Information provided:
====
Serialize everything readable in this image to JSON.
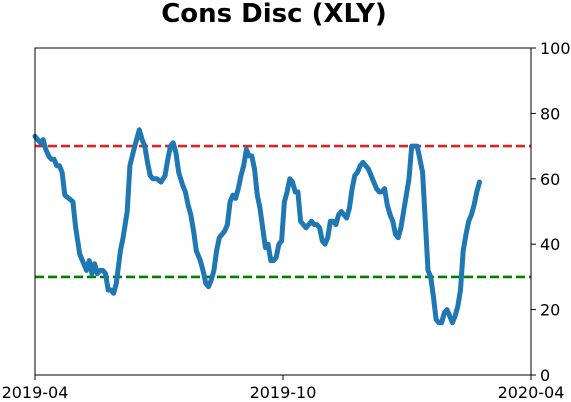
{
  "chart_data": {
    "type": "line",
    "title": "Cons Disc (XLY)",
    "xlabel": "",
    "ylabel": "",
    "x_ticks": [
      "2019-04",
      "2019-10",
      "2020-04"
    ],
    "xlim": [
      "2019-04-01",
      "2020-04-01"
    ],
    "ylim": [
      0,
      100
    ],
    "y_ticks": [
      0,
      20,
      40,
      60,
      80,
      100
    ],
    "y_axis_side": "right",
    "grid": false,
    "legend": "none",
    "reference_lines": [
      {
        "y": 70,
        "color": "#d62728",
        "style": "dashed"
      },
      {
        "y": 30,
        "color": "#008000",
        "style": "dashed"
      }
    ],
    "series": [
      {
        "color": "#1f77b4",
        "points": [
          [
            "2019-04-01",
            73
          ],
          [
            "2019-04-03",
            72
          ],
          [
            "2019-04-05",
            71
          ],
          [
            "2019-04-07",
            72
          ],
          [
            "2019-04-09",
            69
          ],
          [
            "2019-04-11",
            67
          ],
          [
            "2019-04-13",
            66
          ],
          [
            "2019-04-15",
            66
          ],
          [
            "2019-04-17",
            64
          ],
          [
            "2019-04-19",
            64
          ],
          [
            "2019-04-21",
            62
          ],
          [
            "2019-04-23",
            55
          ],
          [
            "2019-04-26",
            54
          ],
          [
            "2019-04-29",
            53
          ],
          [
            "2019-05-01",
            45
          ],
          [
            "2019-05-04",
            37
          ],
          [
            "2019-05-07",
            34
          ],
          [
            "2019-05-09",
            32
          ],
          [
            "2019-05-11",
            35
          ],
          [
            "2019-05-13",
            31
          ],
          [
            "2019-05-15",
            34
          ],
          [
            "2019-05-17",
            31
          ],
          [
            "2019-05-19",
            32
          ],
          [
            "2019-05-21",
            32
          ],
          [
            "2019-05-23",
            31
          ],
          [
            "2019-05-25",
            26
          ],
          [
            "2019-05-27",
            26
          ],
          [
            "2019-05-29",
            25
          ],
          [
            "2019-05-31",
            28
          ],
          [
            "2019-06-03",
            38
          ],
          [
            "2019-06-05",
            42
          ],
          [
            "2019-06-08",
            50
          ],
          [
            "2019-06-10",
            64
          ],
          [
            "2019-06-13",
            69
          ],
          [
            "2019-06-15",
            72
          ],
          [
            "2019-06-17",
            75
          ],
          [
            "2019-06-19",
            72
          ],
          [
            "2019-06-21",
            70
          ],
          [
            "2019-06-23",
            65
          ],
          [
            "2019-06-25",
            61
          ],
          [
            "2019-06-27",
            60
          ],
          [
            "2019-06-30",
            60
          ],
          [
            "2019-07-03",
            59
          ],
          [
            "2019-07-06",
            61
          ],
          [
            "2019-07-08",
            66
          ],
          [
            "2019-07-10",
            70
          ],
          [
            "2019-07-12",
            71
          ],
          [
            "2019-07-14",
            68
          ],
          [
            "2019-07-16",
            62
          ],
          [
            "2019-07-19",
            58
          ],
          [
            "2019-07-21",
            56
          ],
          [
            "2019-07-23",
            52
          ],
          [
            "2019-07-25",
            49
          ],
          [
            "2019-07-27",
            44
          ],
          [
            "2019-07-29",
            38
          ],
          [
            "2019-08-01",
            35
          ],
          [
            "2019-08-03",
            32
          ],
          [
            "2019-08-05",
            28
          ],
          [
            "2019-08-07",
            27
          ],
          [
            "2019-08-09",
            29
          ],
          [
            "2019-08-11",
            32
          ],
          [
            "2019-08-13",
            38
          ],
          [
            "2019-08-15",
            42
          ],
          [
            "2019-08-17",
            43
          ],
          [
            "2019-08-19",
            44
          ],
          [
            "2019-08-21",
            46
          ],
          [
            "2019-08-23",
            53
          ],
          [
            "2019-08-25",
            55
          ],
          [
            "2019-08-27",
            54
          ],
          [
            "2019-08-29",
            57
          ],
          [
            "2019-08-31",
            61
          ],
          [
            "2019-09-02",
            64
          ],
          [
            "2019-09-04",
            69
          ],
          [
            "2019-09-06",
            67
          ],
          [
            "2019-09-08",
            67
          ],
          [
            "2019-09-10",
            63
          ],
          [
            "2019-09-12",
            55
          ],
          [
            "2019-09-14",
            51
          ],
          [
            "2019-09-16",
            45
          ],
          [
            "2019-09-18",
            39
          ],
          [
            "2019-09-20",
            40
          ],
          [
            "2019-09-22",
            35
          ],
          [
            "2019-09-24",
            35
          ],
          [
            "2019-09-26",
            36
          ],
          [
            "2019-09-28",
            40
          ],
          [
            "2019-09-30",
            41
          ],
          [
            "2019-10-02",
            53
          ],
          [
            "2019-10-04",
            56
          ],
          [
            "2019-10-06",
            60
          ],
          [
            "2019-10-08",
            59
          ],
          [
            "2019-10-10",
            56
          ],
          [
            "2019-10-12",
            56
          ],
          [
            "2019-10-14",
            47
          ],
          [
            "2019-10-16",
            46
          ],
          [
            "2019-10-18",
            45
          ],
          [
            "2019-10-20",
            46
          ],
          [
            "2019-10-22",
            47
          ],
          [
            "2019-10-24",
            46
          ],
          [
            "2019-10-26",
            46
          ],
          [
            "2019-10-28",
            45
          ],
          [
            "2019-10-30",
            41
          ],
          [
            "2019-11-01",
            40
          ],
          [
            "2019-11-03",
            42
          ],
          [
            "2019-11-05",
            47
          ],
          [
            "2019-11-07",
            47
          ],
          [
            "2019-11-09",
            46
          ],
          [
            "2019-11-11",
            49
          ],
          [
            "2019-11-13",
            50
          ],
          [
            "2019-11-15",
            49
          ],
          [
            "2019-11-17",
            48
          ],
          [
            "2019-11-19",
            51
          ],
          [
            "2019-11-21",
            57
          ],
          [
            "2019-11-23",
            61
          ],
          [
            "2019-11-25",
            62
          ],
          [
            "2019-11-27",
            64
          ],
          [
            "2019-11-29",
            65
          ],
          [
            "2019-12-01",
            64
          ],
          [
            "2019-12-03",
            63
          ],
          [
            "2019-12-05",
            61
          ],
          [
            "2019-12-07",
            59
          ],
          [
            "2019-12-09",
            57
          ],
          [
            "2019-12-11",
            56
          ],
          [
            "2019-12-13",
            56
          ],
          [
            "2019-12-15",
            57
          ],
          [
            "2019-12-17",
            52
          ],
          [
            "2019-12-19",
            49
          ],
          [
            "2019-12-21",
            47
          ],
          [
            "2019-12-23",
            43
          ],
          [
            "2019-12-25",
            42
          ],
          [
            "2019-12-27",
            45
          ],
          [
            "2019-12-29",
            50
          ],
          [
            "2019-12-31",
            55
          ],
          [
            "2020-01-02",
            60
          ],
          [
            "2020-01-04",
            70
          ],
          [
            "2020-01-06",
            70
          ],
          [
            "2020-01-08",
            70
          ],
          [
            "2020-01-10",
            66
          ],
          [
            "2020-01-12",
            62
          ],
          [
            "2020-01-14",
            47
          ],
          [
            "2020-01-16",
            32
          ],
          [
            "2020-01-18",
            30
          ],
          [
            "2020-01-20",
            24
          ],
          [
            "2020-01-22",
            17
          ],
          [
            "2020-01-24",
            16
          ],
          [
            "2020-01-26",
            16
          ],
          [
            "2020-01-28",
            19
          ],
          [
            "2020-01-30",
            20
          ],
          [
            "2020-02-01",
            18
          ],
          [
            "2020-02-03",
            16
          ],
          [
            "2020-02-05",
            18
          ],
          [
            "2020-02-07",
            21
          ],
          [
            "2020-02-09",
            26
          ],
          [
            "2020-02-11",
            38
          ],
          [
            "2020-02-13",
            43
          ],
          [
            "2020-02-15",
            47
          ],
          [
            "2020-02-17",
            49
          ],
          [
            "2020-02-19",
            52
          ],
          [
            "2020-02-21",
            56
          ],
          [
            "2020-02-23",
            59
          ]
        ]
      }
    ]
  }
}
====
Prompt:
Determine the number of lines in the listing that hold the word "color", and supply that number and nothing further.

Solution for this problem:
3